• WHAT YOU WILL DO: Drop the images; return everything else in the listing below exactly.

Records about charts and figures

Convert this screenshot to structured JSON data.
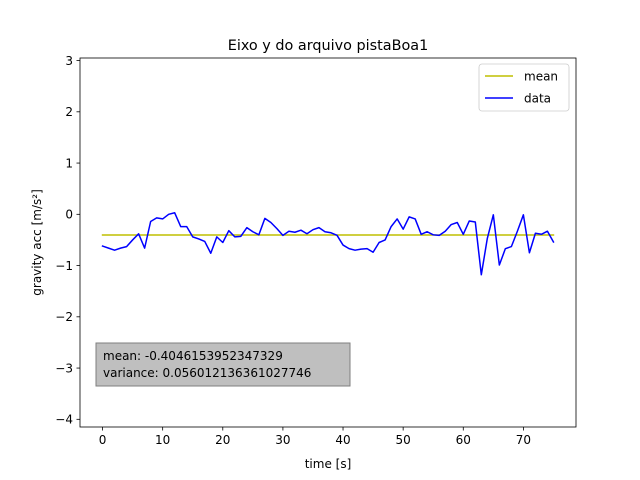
{
  "chart_data": {
    "type": "line",
    "title": "Eixo y do arquivo pistaBoa1",
    "xlabel": "time [s]",
    "ylabel": "gravity acc [m/s²]",
    "xlim": [
      -3.75,
      78.75
    ],
    "ylim": [
      -4.15,
      3.05
    ],
    "xticks": [
      0,
      10,
      20,
      30,
      40,
      50,
      60,
      70
    ],
    "yticks": [
      -4,
      -3,
      -2,
      -1,
      0,
      1,
      2,
      3
    ],
    "grid": false,
    "legend_position": "top-right",
    "series": [
      {
        "name": "mean",
        "color": "#bfbf00",
        "x": [
          0,
          75
        ],
        "y": [
          -0.4046,
          -0.4046
        ]
      },
      {
        "name": "data",
        "color": "#0000ff",
        "x": [
          0,
          1,
          2,
          3,
          4,
          5,
          6,
          7,
          8,
          9,
          10,
          11,
          12,
          13,
          14,
          15,
          16,
          17,
          18,
          19,
          20,
          21,
          22,
          23,
          24,
          25,
          26,
          27,
          28,
          29,
          30,
          31,
          32,
          33,
          34,
          35,
          36,
          37,
          38,
          39,
          40,
          41,
          42,
          43,
          44,
          45,
          46,
          47,
          48,
          49,
          50,
          51,
          52,
          53,
          54,
          55,
          56,
          57,
          58,
          59,
          60,
          61,
          62,
          63,
          64,
          65,
          66,
          67,
          68,
          69,
          70,
          71,
          72,
          73,
          74,
          75
        ],
        "y": [
          -0.62,
          -0.66,
          -0.7,
          -0.66,
          -0.63,
          -0.5,
          -0.38,
          -0.66,
          -0.14,
          -0.07,
          -0.09,
          0.0,
          0.03,
          -0.24,
          -0.24,
          -0.44,
          -0.48,
          -0.53,
          -0.76,
          -0.44,
          -0.55,
          -0.32,
          -0.44,
          -0.43,
          -0.26,
          -0.34,
          -0.4,
          -0.08,
          -0.16,
          -0.28,
          -0.41,
          -0.33,
          -0.35,
          -0.31,
          -0.38,
          -0.3,
          -0.26,
          -0.34,
          -0.36,
          -0.41,
          -0.6,
          -0.67,
          -0.7,
          -0.68,
          -0.67,
          -0.74,
          -0.55,
          -0.5,
          -0.24,
          -0.09,
          -0.29,
          -0.05,
          -0.09,
          -0.39,
          -0.34,
          -0.4,
          -0.41,
          -0.33,
          -0.2,
          -0.16,
          -0.39,
          -0.13,
          -0.15,
          -1.18,
          -0.47,
          -0.01,
          -0.99,
          -0.67,
          -0.63,
          -0.33,
          -0.01,
          -0.75,
          -0.37,
          -0.39,
          -0.33,
          -0.54
        ]
      }
    ],
    "annotation": {
      "mean_text": "mean: -0.4046153952347329",
      "variance_text": "variance: 0.056012136361027746"
    }
  }
}
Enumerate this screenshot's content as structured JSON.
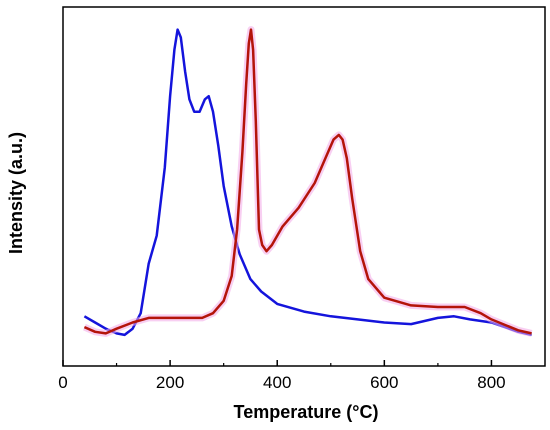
{
  "chart_data": {
    "type": "line",
    "xlabel": "Temperature (°C)",
    "ylabel": "Intensity (a.u.)",
    "xlim": [
      0,
      900
    ],
    "ylim": [
      0,
      1
    ],
    "x_ticks": [
      0,
      200,
      400,
      600,
      800
    ],
    "y_ticks_shown": false,
    "grid": false,
    "legend": "none",
    "series": [
      {
        "color": "#1414dc",
        "x": [
          40,
          60,
          80,
          100,
          115,
          130,
          145,
          160,
          175,
          190,
          200,
          208,
          214,
          220,
          228,
          236,
          245,
          255,
          265,
          272,
          280,
          290,
          300,
          315,
          330,
          350,
          370,
          400,
          450,
          500,
          550,
          600,
          650,
          700,
          730,
          760,
          800,
          850,
          875
        ],
        "values": [
          0.07,
          0.05,
          0.03,
          0.015,
          0.01,
          0.03,
          0.08,
          0.24,
          0.33,
          0.55,
          0.78,
          0.93,
          0.995,
          0.97,
          0.86,
          0.77,
          0.73,
          0.73,
          0.77,
          0.78,
          0.73,
          0.62,
          0.49,
          0.36,
          0.27,
          0.19,
          0.15,
          0.11,
          0.085,
          0.07,
          0.06,
          0.05,
          0.045,
          0.065,
          0.07,
          0.06,
          0.05,
          0.02,
          0.01
        ]
      },
      {
        "color": "#b4140a",
        "x": [
          40,
          60,
          80,
          100,
          130,
          160,
          200,
          230,
          260,
          280,
          300,
          315,
          325,
          335,
          342,
          347,
          351,
          355,
          360,
          366,
          372,
          380,
          390,
          410,
          440,
          470,
          490,
          505,
          515,
          522,
          530,
          540,
          555,
          570,
          600,
          650,
          700,
          750,
          780,
          800,
          850,
          875
        ],
        "values": [
          0.035,
          0.02,
          0.015,
          0.03,
          0.05,
          0.065,
          0.065,
          0.065,
          0.065,
          0.08,
          0.12,
          0.2,
          0.35,
          0.6,
          0.82,
          0.95,
          0.995,
          0.93,
          0.7,
          0.35,
          0.3,
          0.28,
          0.3,
          0.36,
          0.42,
          0.5,
          0.58,
          0.64,
          0.655,
          0.64,
          0.58,
          0.45,
          0.28,
          0.19,
          0.13,
          0.105,
          0.1,
          0.1,
          0.08,
          0.06,
          0.025,
          0.015
        ]
      }
    ]
  }
}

• EXERCISE RESPONSE:
Convert this screenshot to structured JSON data.
{
  "chart_data": {
    "type": "line",
    "title": "Eixo y do arquivo pistaBoa1",
    "xlabel": "time [s]",
    "ylabel": "gravity acc [m/s²]",
    "xlim": [
      -3.75,
      78.75
    ],
    "ylim": [
      -4.15,
      3.05
    ],
    "xticks": [
      0,
      10,
      20,
      30,
      40,
      50,
      60,
      70
    ],
    "yticks": [
      -4,
      -3,
      -2,
      -1,
      0,
      1,
      2,
      3
    ],
    "grid": false,
    "legend_position": "top-right",
    "series": [
      {
        "name": "mean",
        "color": "#bfbf00",
        "x": [
          0,
          75
        ],
        "y": [
          -0.4046,
          -0.4046
        ]
      },
      {
        "name": "data",
        "color": "#0000ff",
        "x": [
          0,
          1,
          2,
          3,
          4,
          5,
          6,
          7,
          8,
          9,
          10,
          11,
          12,
          13,
          14,
          15,
          16,
          17,
          18,
          19,
          20,
          21,
          22,
          23,
          24,
          25,
          26,
          27,
          28,
          29,
          30,
          31,
          32,
          33,
          34,
          35,
          36,
          37,
          38,
          39,
          40,
          41,
          42,
          43,
          44,
          45,
          46,
          47,
          48,
          49,
          50,
          51,
          52,
          53,
          54,
          55,
          56,
          57,
          58,
          59,
          60,
          61,
          62,
          63,
          64,
          65,
          66,
          67,
          68,
          69,
          70,
          71,
          72,
          73,
          74,
          75
        ],
        "y": [
          -0.62,
          -0.66,
          -0.7,
          -0.66,
          -0.63,
          -0.5,
          -0.38,
          -0.66,
          -0.14,
          -0.07,
          -0.09,
          0.0,
          0.03,
          -0.24,
          -0.24,
          -0.44,
          -0.48,
          -0.53,
          -0.76,
          -0.44,
          -0.55,
          -0.32,
          -0.44,
          -0.43,
          -0.26,
          -0.34,
          -0.4,
          -0.08,
          -0.16,
          -0.28,
          -0.41,
          -0.33,
          -0.35,
          -0.31,
          -0.38,
          -0.3,
          -0.26,
          -0.34,
          -0.36,
          -0.41,
          -0.6,
          -0.67,
          -0.7,
          -0.68,
          -0.67,
          -0.74,
          -0.55,
          -0.5,
          -0.24,
          -0.09,
          -0.29,
          -0.05,
          -0.09,
          -0.39,
          -0.34,
          -0.4,
          -0.41,
          -0.33,
          -0.2,
          -0.16,
          -0.39,
          -0.13,
          -0.15,
          -1.18,
          -0.47,
          -0.01,
          -0.99,
          -0.67,
          -0.63,
          -0.33,
          -0.01,
          -0.75,
          -0.37,
          -0.39,
          -0.33,
          -0.54
        ]
      }
    ],
    "annotation": {
      "mean_text": "mean: -0.4046153952347329",
      "variance_text": "variance: 0.056012136361027746"
    }
  }
}
Enumerate this screenshot's content as structured JSON.
{
  "chart_data": {
    "type": "line",
    "xlabel": "Temperature (°C)",
    "ylabel": "Intensity (a.u.)",
    "xlim": [
      0,
      900
    ],
    "ylim": [
      0,
      1
    ],
    "x_ticks": [
      0,
      200,
      400,
      600,
      800
    ],
    "y_ticks_shown": false,
    "grid": false,
    "legend": "none",
    "series": [
      {
        "color": "#1414dc",
        "x": [
          40,
          60,
          80,
          100,
          115,
          130,
          145,
          160,
          175,
          190,
          200,
          208,
          214,
          220,
          228,
          236,
          245,
          255,
          265,
          272,
          280,
          290,
          300,
          315,
          330,
          350,
          370,
          400,
          450,
          500,
          550,
          600,
          650,
          700,
          730,
          760,
          800,
          850,
          875
        ],
        "values": [
          0.07,
          0.05,
          0.03,
          0.015,
          0.01,
          0.03,
          0.08,
          0.24,
          0.33,
          0.55,
          0.78,
          0.93,
          0.995,
          0.97,
          0.86,
          0.77,
          0.73,
          0.73,
          0.77,
          0.78,
          0.73,
          0.62,
          0.49,
          0.36,
          0.27,
          0.19,
          0.15,
          0.11,
          0.085,
          0.07,
          0.06,
          0.05,
          0.045,
          0.065,
          0.07,
          0.06,
          0.05,
          0.02,
          0.01
        ]
      },
      {
        "color": "#b4140a",
        "x": [
          40,
          60,
          80,
          100,
          130,
          160,
          200,
          230,
          260,
          280,
          300,
          315,
          325,
          335,
          342,
          347,
          351,
          355,
          360,
          366,
          372,
          380,
          390,
          410,
          440,
          470,
          490,
          505,
          515,
          522,
          530,
          540,
          555,
          570,
          600,
          650,
          700,
          750,
          780,
          800,
          850,
          875
        ],
        "values": [
          0.035,
          0.02,
          0.015,
          0.03,
          0.05,
          0.065,
          0.065,
          0.065,
          0.065,
          0.08,
          0.12,
          0.2,
          0.35,
          0.6,
          0.82,
          0.95,
          0.995,
          0.93,
          0.7,
          0.35,
          0.3,
          0.28,
          0.3,
          0.36,
          0.42,
          0.5,
          0.58,
          0.64,
          0.655,
          0.64,
          0.58,
          0.45,
          0.28,
          0.19,
          0.13,
          0.105,
          0.1,
          0.1,
          0.08,
          0.06,
          0.025,
          0.015
        ]
      }
    ]
  }
}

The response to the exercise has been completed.